### Brief
Render every line of the listing below as a JSON list of strings, one string per line, with blank lines left out.

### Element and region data

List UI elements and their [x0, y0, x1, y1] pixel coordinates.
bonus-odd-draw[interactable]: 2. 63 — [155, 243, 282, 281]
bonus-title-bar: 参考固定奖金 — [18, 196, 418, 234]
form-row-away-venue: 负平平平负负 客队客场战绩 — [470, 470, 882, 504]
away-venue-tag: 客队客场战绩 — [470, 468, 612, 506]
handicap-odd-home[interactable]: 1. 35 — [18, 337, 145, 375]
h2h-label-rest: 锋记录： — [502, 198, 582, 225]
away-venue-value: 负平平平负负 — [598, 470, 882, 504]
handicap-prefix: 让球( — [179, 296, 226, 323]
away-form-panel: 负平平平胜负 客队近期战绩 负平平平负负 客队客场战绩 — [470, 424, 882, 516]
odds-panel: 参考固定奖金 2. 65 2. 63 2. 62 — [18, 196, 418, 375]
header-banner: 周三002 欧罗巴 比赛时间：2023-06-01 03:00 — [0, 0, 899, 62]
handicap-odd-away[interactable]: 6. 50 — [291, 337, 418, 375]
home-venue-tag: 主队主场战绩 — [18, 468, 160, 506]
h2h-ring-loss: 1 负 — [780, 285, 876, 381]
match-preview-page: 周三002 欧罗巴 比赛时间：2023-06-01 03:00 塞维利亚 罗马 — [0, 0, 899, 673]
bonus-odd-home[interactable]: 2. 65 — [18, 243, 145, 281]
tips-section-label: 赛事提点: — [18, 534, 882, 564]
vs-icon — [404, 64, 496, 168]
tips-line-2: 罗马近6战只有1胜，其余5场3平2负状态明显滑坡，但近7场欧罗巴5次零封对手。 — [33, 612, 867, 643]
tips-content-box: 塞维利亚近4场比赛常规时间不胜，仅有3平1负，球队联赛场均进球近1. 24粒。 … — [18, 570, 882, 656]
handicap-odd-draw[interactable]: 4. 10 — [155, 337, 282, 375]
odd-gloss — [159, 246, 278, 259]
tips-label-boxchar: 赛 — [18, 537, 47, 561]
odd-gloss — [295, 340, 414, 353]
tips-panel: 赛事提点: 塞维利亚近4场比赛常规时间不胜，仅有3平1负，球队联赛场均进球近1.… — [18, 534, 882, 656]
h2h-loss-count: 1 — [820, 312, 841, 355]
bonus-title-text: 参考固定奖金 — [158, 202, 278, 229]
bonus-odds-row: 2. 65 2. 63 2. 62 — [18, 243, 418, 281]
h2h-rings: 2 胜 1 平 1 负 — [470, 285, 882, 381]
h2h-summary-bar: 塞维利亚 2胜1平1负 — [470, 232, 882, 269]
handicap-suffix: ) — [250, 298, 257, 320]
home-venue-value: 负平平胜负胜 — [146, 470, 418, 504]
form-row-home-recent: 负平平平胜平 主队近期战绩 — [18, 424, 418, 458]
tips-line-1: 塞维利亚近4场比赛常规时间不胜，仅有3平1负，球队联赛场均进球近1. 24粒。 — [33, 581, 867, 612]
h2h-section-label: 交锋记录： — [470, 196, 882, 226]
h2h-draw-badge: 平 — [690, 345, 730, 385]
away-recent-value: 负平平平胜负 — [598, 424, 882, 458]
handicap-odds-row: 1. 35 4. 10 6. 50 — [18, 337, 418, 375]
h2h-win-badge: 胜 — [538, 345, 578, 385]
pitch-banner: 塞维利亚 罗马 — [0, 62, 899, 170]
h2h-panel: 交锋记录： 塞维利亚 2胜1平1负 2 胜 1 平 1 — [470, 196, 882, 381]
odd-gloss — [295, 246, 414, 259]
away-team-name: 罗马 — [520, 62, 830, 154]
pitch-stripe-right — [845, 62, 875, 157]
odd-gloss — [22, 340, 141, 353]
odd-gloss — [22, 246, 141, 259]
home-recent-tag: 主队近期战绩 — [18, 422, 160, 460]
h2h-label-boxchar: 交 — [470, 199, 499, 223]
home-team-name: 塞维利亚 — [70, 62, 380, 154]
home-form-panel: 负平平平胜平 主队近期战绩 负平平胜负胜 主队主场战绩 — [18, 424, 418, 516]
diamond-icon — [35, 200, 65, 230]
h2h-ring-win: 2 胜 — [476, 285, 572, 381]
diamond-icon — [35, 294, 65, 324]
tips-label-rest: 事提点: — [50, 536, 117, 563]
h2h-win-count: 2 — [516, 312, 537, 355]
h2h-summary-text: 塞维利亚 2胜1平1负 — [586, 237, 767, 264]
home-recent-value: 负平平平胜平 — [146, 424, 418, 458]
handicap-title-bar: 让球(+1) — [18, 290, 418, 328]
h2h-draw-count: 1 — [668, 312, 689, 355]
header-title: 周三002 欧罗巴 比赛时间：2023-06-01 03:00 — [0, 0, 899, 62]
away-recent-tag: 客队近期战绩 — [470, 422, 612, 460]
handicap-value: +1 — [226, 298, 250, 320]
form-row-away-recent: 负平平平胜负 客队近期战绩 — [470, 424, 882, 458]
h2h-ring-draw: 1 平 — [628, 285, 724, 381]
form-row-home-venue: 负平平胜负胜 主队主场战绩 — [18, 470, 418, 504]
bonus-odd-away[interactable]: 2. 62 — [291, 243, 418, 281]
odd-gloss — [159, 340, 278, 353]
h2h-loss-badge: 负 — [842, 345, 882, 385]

### Output below
[
  "List UI elements and their [x0, y0, x1, y1] pixel coordinates.",
  "bonus-odd-draw[interactable]: 2. 63 — [155, 243, 282, 281]",
  "bonus-title-bar: 参考固定奖金 — [18, 196, 418, 234]",
  "form-row-away-venue: 负平平平负负 客队客场战绩 — [470, 470, 882, 504]",
  "away-venue-tag: 客队客场战绩 — [470, 468, 612, 506]",
  "handicap-odd-home[interactable]: 1. 35 — [18, 337, 145, 375]",
  "h2h-label-rest: 锋记录： — [502, 198, 582, 225]",
  "away-venue-value: 负平平平负负 — [598, 470, 882, 504]",
  "handicap-prefix: 让球( — [179, 296, 226, 323]",
  "away-form-panel: 负平平平胜负 客队近期战绩 负平平平负负 客队客场战绩 — [470, 424, 882, 516]",
  "odds-panel: 参考固定奖金 2. 65 2. 63 2. 62 — [18, 196, 418, 375]",
  "header-banner: 周三002 欧罗巴 比赛时间：2023-06-01 03:00 — [0, 0, 899, 62]",
  "handicap-odd-away[interactable]: 6. 50 — [291, 337, 418, 375]",
  "home-venue-tag: 主队主场战绩 — [18, 468, 160, 506]",
  "h2h-ring-loss: 1 负 — [780, 285, 876, 381]",
  "match-preview-page: 周三002 欧罗巴 比赛时间：2023-06-01 03:00 塞维利亚 罗马 — [0, 0, 899, 673]",
  "bonus-odd-home[interactable]: 2. 65 — [18, 243, 145, 281]",
  "tips-section-label: 赛事提点: — [18, 534, 882, 564]",
  "vs-icon — [404, 64, 496, 168]",
  "tips-line-2: 罗马近6战只有1胜，其余5场3平2负状态明显滑坡，但近7场欧罗巴5次零封对手。 — [33, 612, 867, 643]",
  "tips-content-box: 塞维利亚近4场比赛常规时间不胜，仅有3平1负，球队联赛场均进球近1. 24粒。 … — [18, 570, 882, 656]",
  "handicap-odd-draw[interactable]: 4. 10 — [155, 337, 282, 375]",
  "odd-gloss — [159, 246, 278, 259]",
  "tips-label-boxchar: 赛 — [18, 537, 47, 561]",
  "odd-gloss — [295, 340, 414, 353]",
  "tips-panel: 赛事提点: 塞维利亚近4场比赛常规时间不胜，仅有3平1负，球队联赛场均进球近1.… — [18, 534, 882, 656]",
  "h2h-loss-count: 1 — [820, 312, 841, 355]",
  "bonus-title-text: 参考固定奖金 — [158, 202, 278, 229]",
  "bonus-odds-row: 2. 65 2. 63 2. 62 — [18, 243, 418, 281]",
  "h2h-rings: 2 胜 1 平 1 负 — [470, 285, 882, 381]",
  "h2h-summary-bar: 塞维利亚 2胜1平1负 — [470, 232, 882, 269]",
  "handicap-suffix: ) — [250, 298, 257, 320]",
  "home-venue-value: 负平平胜负胜 — [146, 470, 418, 504]",
  "form-row-home-recent: 负平平平胜平 主队近期战绩 — [18, 424, 418, 458]",
  "tips-line-1: 塞维利亚近4场比赛常规时间不胜，仅有3平1负，球队联赛场均进球近1. 24粒。 — [33, 581, 867, 612]",
  "h2h-section-label: 交锋记录： — [470, 196, 882, 226]",
  "h2h-draw-badge: 平 — [690, 345, 730, 385]",
  "away-recent-value: 负平平平胜负 — [598, 424, 882, 458]",
  "handicap-odds-row: 1. 35 4. 10 6. 50 — [18, 337, 418, 375]",
  "h2h-win-badge: 胜 — [538, 345, 578, 385]",
  "pitch-banner: 塞维利亚 罗马 — [0, 62, 899, 170]",
  "h2h-panel: 交锋记录： 塞维利亚 2胜1平1负 2 胜 1 平 1 — [470, 196, 882, 381]",
  "odd-gloss — [295, 246, 414, 259]",
  "away-team-name: 罗马 — [520, 62, 830, 154]",
  "pitch-stripe-right — [845, 62, 875, 157]",
  "odd-gloss — [22, 340, 141, 353]",
  "odd-gloss — [22, 246, 141, 259]",
  "home-recent-tag: 主队近期战绩 — [18, 422, 160, 460]",
  "h2h-label-boxchar: 交 — [470, 199, 499, 223]",
  "home-team-name: 塞维利亚 — [70, 62, 380, 154]",
  "home-form-panel: 负平平平胜平 主队近期战绩 负平平胜负胜 主队主场战绩 — [18, 424, 418, 516]",
  "diamond-icon — [35, 200, 65, 230]",
  "h2h-ring-win: 2 胜 — [476, 285, 572, 381]",
  "diamond-icon — [35, 294, 65, 324]",
  "tips-label-rest: 事提点: — [50, 536, 117, 563]",
  "h2h-win-count: 2 — [516, 312, 537, 355]",
  "h2h-summary-text: 塞维利亚 2胜1平1负 — [586, 237, 767, 264]",
  "home-recent-value: 负平平平胜平 — [146, 424, 418, 458]",
  "handicap-title-bar: 让球(+1) — [18, 290, 418, 328]",
  "h2h-draw-count: 1 — [668, 312, 689, 355]",
  "header-title: 周三002 欧罗巴 比赛时间：2023-06-01 03:00 — [0, 0, 899, 62]",
  "away-recent-tag: 客队近期战绩 — [470, 422, 612, 460]",
  "handicap-value: +1 — [226, 298, 250, 320]",
  "form-row-away-recent: 负平平平胜负 客队近期战绩 — [470, 424, 882, 458]",
  "h2h-ring-draw: 1 平 — [628, 285, 724, 381]",
  "form-row-home-venue: 负平平胜负胜 主队主场战绩 — [18, 470, 418, 504]",
  "bonus-odd-away[interactable]: 2. 62 — [291, 243, 418, 281]",
  "odd-gloss — [159, 340, 278, 353]",
  "h2h-loss-badge: 负 — [842, 345, 882, 385]"
]